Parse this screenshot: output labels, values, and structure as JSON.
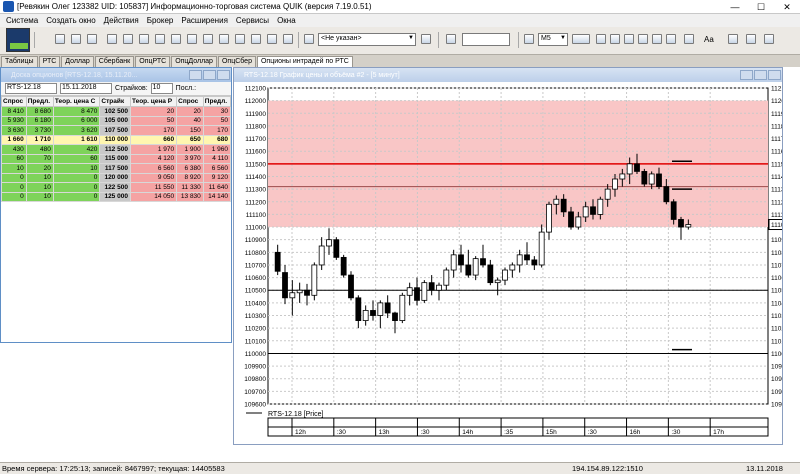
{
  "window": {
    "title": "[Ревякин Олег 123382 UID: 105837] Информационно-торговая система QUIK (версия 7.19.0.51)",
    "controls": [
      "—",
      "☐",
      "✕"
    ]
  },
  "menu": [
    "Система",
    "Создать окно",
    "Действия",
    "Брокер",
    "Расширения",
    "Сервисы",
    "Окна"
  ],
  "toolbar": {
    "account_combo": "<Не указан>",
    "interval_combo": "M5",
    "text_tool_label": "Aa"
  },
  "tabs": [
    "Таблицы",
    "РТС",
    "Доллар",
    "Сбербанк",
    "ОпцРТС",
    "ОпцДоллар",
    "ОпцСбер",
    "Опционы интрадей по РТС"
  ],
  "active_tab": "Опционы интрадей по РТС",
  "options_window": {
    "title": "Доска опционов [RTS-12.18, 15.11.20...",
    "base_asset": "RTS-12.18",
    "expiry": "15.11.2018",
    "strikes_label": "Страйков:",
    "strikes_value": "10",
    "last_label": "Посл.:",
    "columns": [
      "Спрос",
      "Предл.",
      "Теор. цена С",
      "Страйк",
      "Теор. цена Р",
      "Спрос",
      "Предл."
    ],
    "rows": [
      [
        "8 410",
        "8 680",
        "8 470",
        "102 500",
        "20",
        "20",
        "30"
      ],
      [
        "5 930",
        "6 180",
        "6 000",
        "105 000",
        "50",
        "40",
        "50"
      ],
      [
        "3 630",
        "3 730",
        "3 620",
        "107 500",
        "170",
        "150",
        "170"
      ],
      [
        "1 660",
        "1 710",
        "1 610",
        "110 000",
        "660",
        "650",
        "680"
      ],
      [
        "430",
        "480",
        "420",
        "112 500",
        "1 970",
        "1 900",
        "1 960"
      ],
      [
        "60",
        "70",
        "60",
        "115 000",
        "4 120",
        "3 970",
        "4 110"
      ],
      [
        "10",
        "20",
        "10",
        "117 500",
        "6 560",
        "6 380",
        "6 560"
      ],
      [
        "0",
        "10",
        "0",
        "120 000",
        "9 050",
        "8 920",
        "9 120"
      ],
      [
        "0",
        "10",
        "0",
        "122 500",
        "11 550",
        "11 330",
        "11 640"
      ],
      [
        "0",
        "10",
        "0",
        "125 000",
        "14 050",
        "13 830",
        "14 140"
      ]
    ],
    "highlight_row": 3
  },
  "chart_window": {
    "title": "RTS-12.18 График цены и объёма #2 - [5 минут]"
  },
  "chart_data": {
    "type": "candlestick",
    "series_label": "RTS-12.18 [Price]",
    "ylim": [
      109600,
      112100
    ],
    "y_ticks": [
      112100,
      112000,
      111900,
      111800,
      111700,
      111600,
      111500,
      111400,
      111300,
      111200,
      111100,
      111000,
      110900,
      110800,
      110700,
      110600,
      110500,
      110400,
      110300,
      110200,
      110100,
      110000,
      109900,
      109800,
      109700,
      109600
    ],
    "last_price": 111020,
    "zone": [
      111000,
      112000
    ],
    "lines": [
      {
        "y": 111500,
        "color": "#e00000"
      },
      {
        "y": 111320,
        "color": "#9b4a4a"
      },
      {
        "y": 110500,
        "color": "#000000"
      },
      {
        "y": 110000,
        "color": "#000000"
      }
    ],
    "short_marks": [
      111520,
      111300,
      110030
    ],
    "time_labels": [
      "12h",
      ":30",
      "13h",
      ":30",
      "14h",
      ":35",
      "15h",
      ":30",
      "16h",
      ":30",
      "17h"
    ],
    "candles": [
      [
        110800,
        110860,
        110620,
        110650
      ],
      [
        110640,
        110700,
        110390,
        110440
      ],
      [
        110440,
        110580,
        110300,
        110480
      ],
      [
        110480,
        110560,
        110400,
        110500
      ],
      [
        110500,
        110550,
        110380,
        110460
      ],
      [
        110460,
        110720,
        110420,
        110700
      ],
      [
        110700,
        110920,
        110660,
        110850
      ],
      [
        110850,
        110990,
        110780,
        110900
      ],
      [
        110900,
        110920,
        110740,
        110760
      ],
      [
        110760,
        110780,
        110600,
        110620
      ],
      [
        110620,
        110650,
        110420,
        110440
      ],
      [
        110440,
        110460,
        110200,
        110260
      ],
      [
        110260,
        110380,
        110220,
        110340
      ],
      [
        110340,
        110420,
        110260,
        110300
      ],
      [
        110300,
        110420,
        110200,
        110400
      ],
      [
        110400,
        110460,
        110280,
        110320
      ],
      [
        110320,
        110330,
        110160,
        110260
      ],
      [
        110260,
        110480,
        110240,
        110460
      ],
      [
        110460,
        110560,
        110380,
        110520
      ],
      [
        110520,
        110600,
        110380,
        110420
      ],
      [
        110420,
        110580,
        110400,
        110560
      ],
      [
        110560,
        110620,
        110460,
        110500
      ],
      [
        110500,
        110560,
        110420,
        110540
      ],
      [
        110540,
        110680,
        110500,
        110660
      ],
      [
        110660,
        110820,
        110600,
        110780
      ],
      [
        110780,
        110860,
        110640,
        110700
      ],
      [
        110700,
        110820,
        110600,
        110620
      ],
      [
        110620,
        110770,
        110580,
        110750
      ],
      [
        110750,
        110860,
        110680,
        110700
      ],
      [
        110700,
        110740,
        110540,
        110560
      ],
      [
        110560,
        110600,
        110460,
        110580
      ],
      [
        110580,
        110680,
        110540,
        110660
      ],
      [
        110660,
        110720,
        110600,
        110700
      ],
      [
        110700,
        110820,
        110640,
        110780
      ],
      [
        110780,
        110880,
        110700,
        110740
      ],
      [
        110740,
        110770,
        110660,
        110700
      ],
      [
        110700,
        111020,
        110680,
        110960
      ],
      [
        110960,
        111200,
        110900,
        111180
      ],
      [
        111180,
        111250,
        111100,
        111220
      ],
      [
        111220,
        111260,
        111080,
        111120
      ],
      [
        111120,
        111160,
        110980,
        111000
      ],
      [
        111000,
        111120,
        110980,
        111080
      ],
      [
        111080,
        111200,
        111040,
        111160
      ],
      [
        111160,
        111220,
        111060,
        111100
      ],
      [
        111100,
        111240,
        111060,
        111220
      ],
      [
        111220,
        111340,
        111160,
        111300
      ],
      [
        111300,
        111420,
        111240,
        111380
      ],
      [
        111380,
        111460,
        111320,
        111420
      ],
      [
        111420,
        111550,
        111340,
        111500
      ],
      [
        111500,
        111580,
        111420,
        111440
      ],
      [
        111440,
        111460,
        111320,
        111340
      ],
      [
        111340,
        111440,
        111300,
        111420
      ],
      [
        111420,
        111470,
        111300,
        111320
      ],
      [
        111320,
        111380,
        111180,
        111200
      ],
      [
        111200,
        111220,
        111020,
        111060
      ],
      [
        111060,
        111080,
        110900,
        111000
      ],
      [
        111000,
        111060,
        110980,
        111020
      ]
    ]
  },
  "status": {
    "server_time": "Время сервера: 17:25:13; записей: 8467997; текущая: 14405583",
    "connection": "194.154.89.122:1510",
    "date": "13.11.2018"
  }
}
------------------------------------------------------------
What this task involves:
All records should be output exactly, with the pictures left out.

Completed exercise:
Parse this screenshot: output labels, values, and structure as JSON.
{
  "window": {
    "title": "[Ревякин Олег 123382 UID: 105837] Информационно-торговая система QUIK (версия 7.19.0.51)",
    "controls": [
      "—",
      "☐",
      "✕"
    ]
  },
  "menu": [
    "Система",
    "Создать окно",
    "Действия",
    "Брокер",
    "Расширения",
    "Сервисы",
    "Окна"
  ],
  "toolbar": {
    "account_combo": "<Не указан>",
    "interval_combo": "M5",
    "text_tool_label": "Aa"
  },
  "tabs": [
    "Таблицы",
    "РТС",
    "Доллар",
    "Сбербанк",
    "ОпцРТС",
    "ОпцДоллар",
    "ОпцСбер",
    "Опционы интрадей по РТС"
  ],
  "active_tab": "Опционы интрадей по РТС",
  "options_window": {
    "title": "Доска опционов [RTS-12.18, 15.11.20...",
    "base_asset": "RTS-12.18",
    "expiry": "15.11.2018",
    "strikes_label": "Страйков:",
    "strikes_value": "10",
    "last_label": "Посл.:",
    "columns": [
      "Спрос",
      "Предл.",
      "Теор. цена С",
      "Страйк",
      "Теор. цена Р",
      "Спрос",
      "Предл."
    ],
    "rows": [
      [
        "8 410",
        "8 680",
        "8 470",
        "102 500",
        "20",
        "20",
        "30"
      ],
      [
        "5 930",
        "6 180",
        "6 000",
        "105 000",
        "50",
        "40",
        "50"
      ],
      [
        "3 630",
        "3 730",
        "3 620",
        "107 500",
        "170",
        "150",
        "170"
      ],
      [
        "1 660",
        "1 710",
        "1 610",
        "110 000",
        "660",
        "650",
        "680"
      ],
      [
        "430",
        "480",
        "420",
        "112 500",
        "1 970",
        "1 900",
        "1 960"
      ],
      [
        "60",
        "70",
        "60",
        "115 000",
        "4 120",
        "3 970",
        "4 110"
      ],
      [
        "10",
        "20",
        "10",
        "117 500",
        "6 560",
        "6 380",
        "6 560"
      ],
      [
        "0",
        "10",
        "0",
        "120 000",
        "9 050",
        "8 920",
        "9 120"
      ],
      [
        "0",
        "10",
        "0",
        "122 500",
        "11 550",
        "11 330",
        "11 640"
      ],
      [
        "0",
        "10",
        "0",
        "125 000",
        "14 050",
        "13 830",
        "14 140"
      ]
    ],
    "highlight_row": 3
  },
  "chart_window": {
    "title": "RTS-12.18 График цены и объёма #2 - [5 минут]"
  },
  "chart_data": {
    "type": "candlestick",
    "series_label": "RTS-12.18 [Price]",
    "ylim": [
      109600,
      112100
    ],
    "y_ticks": [
      112100,
      112000,
      111900,
      111800,
      111700,
      111600,
      111500,
      111400,
      111300,
      111200,
      111100,
      111000,
      110900,
      110800,
      110700,
      110600,
      110500,
      110400,
      110300,
      110200,
      110100,
      110000,
      109900,
      109800,
      109700,
      109600
    ],
    "last_price": 111020,
    "zone": [
      111000,
      112000
    ],
    "lines": [
      {
        "y": 111500,
        "color": "#e00000"
      },
      {
        "y": 111320,
        "color": "#9b4a4a"
      },
      {
        "y": 110500,
        "color": "#000000"
      },
      {
        "y": 110000,
        "color": "#000000"
      }
    ],
    "short_marks": [
      111520,
      111300,
      110030
    ],
    "time_labels": [
      "12h",
      ":30",
      "13h",
      ":30",
      "14h",
      ":35",
      "15h",
      ":30",
      "16h",
      ":30",
      "17h"
    ],
    "candles": [
      [
        110800,
        110860,
        110620,
        110650
      ],
      [
        110640,
        110700,
        110390,
        110440
      ],
      [
        110440,
        110580,
        110300,
        110480
      ],
      [
        110480,
        110560,
        110400,
        110500
      ],
      [
        110500,
        110550,
        110380,
        110460
      ],
      [
        110460,
        110720,
        110420,
        110700
      ],
      [
        110700,
        110920,
        110660,
        110850
      ],
      [
        110850,
        110990,
        110780,
        110900
      ],
      [
        110900,
        110920,
        110740,
        110760
      ],
      [
        110760,
        110780,
        110600,
        110620
      ],
      [
        110620,
        110650,
        110420,
        110440
      ],
      [
        110440,
        110460,
        110200,
        110260
      ],
      [
        110260,
        110380,
        110220,
        110340
      ],
      [
        110340,
        110420,
        110260,
        110300
      ],
      [
        110300,
        110420,
        110200,
        110400
      ],
      [
        110400,
        110460,
        110280,
        110320
      ],
      [
        110320,
        110330,
        110160,
        110260
      ],
      [
        110260,
        110480,
        110240,
        110460
      ],
      [
        110460,
        110560,
        110380,
        110520
      ],
      [
        110520,
        110600,
        110380,
        110420
      ],
      [
        110420,
        110580,
        110400,
        110560
      ],
      [
        110560,
        110620,
        110460,
        110500
      ],
      [
        110500,
        110560,
        110420,
        110540
      ],
      [
        110540,
        110680,
        110500,
        110660
      ],
      [
        110660,
        110820,
        110600,
        110780
      ],
      [
        110780,
        110860,
        110640,
        110700
      ],
      [
        110700,
        110820,
        110600,
        110620
      ],
      [
        110620,
        110770,
        110580,
        110750
      ],
      [
        110750,
        110860,
        110680,
        110700
      ],
      [
        110700,
        110740,
        110540,
        110560
      ],
      [
        110560,
        110600,
        110460,
        110580
      ],
      [
        110580,
        110680,
        110540,
        110660
      ],
      [
        110660,
        110720,
        110600,
        110700
      ],
      [
        110700,
        110820,
        110640,
        110780
      ],
      [
        110780,
        110880,
        110700,
        110740
      ],
      [
        110740,
        110770,
        110660,
        110700
      ],
      [
        110700,
        111020,
        110680,
        110960
      ],
      [
        110960,
        111200,
        110900,
        111180
      ],
      [
        111180,
        111250,
        111100,
        111220
      ],
      [
        111220,
        111260,
        111080,
        111120
      ],
      [
        111120,
        111160,
        110980,
        111000
      ],
      [
        111000,
        111120,
        110980,
        111080
      ],
      [
        111080,
        111200,
        111040,
        111160
      ],
      [
        111160,
        111220,
        111060,
        111100
      ],
      [
        111100,
        111240,
        111060,
        111220
      ],
      [
        111220,
        111340,
        111160,
        111300
      ],
      [
        111300,
        111420,
        111240,
        111380
      ],
      [
        111380,
        111460,
        111320,
        111420
      ],
      [
        111420,
        111550,
        111340,
        111500
      ],
      [
        111500,
        111580,
        111420,
        111440
      ],
      [
        111440,
        111460,
        111320,
        111340
      ],
      [
        111340,
        111440,
        111300,
        111420
      ],
      [
        111420,
        111470,
        111300,
        111320
      ],
      [
        111320,
        111380,
        111180,
        111200
      ],
      [
        111200,
        111220,
        111020,
        111060
      ],
      [
        111060,
        111080,
        110900,
        111000
      ],
      [
        111000,
        111060,
        110980,
        111020
      ]
    ]
  },
  "status": {
    "server_time": "Время сервера: 17:25:13; записей: 8467997; текущая: 14405583",
    "connection": "194.154.89.122:1510",
    "date": "13.11.2018"
  }
}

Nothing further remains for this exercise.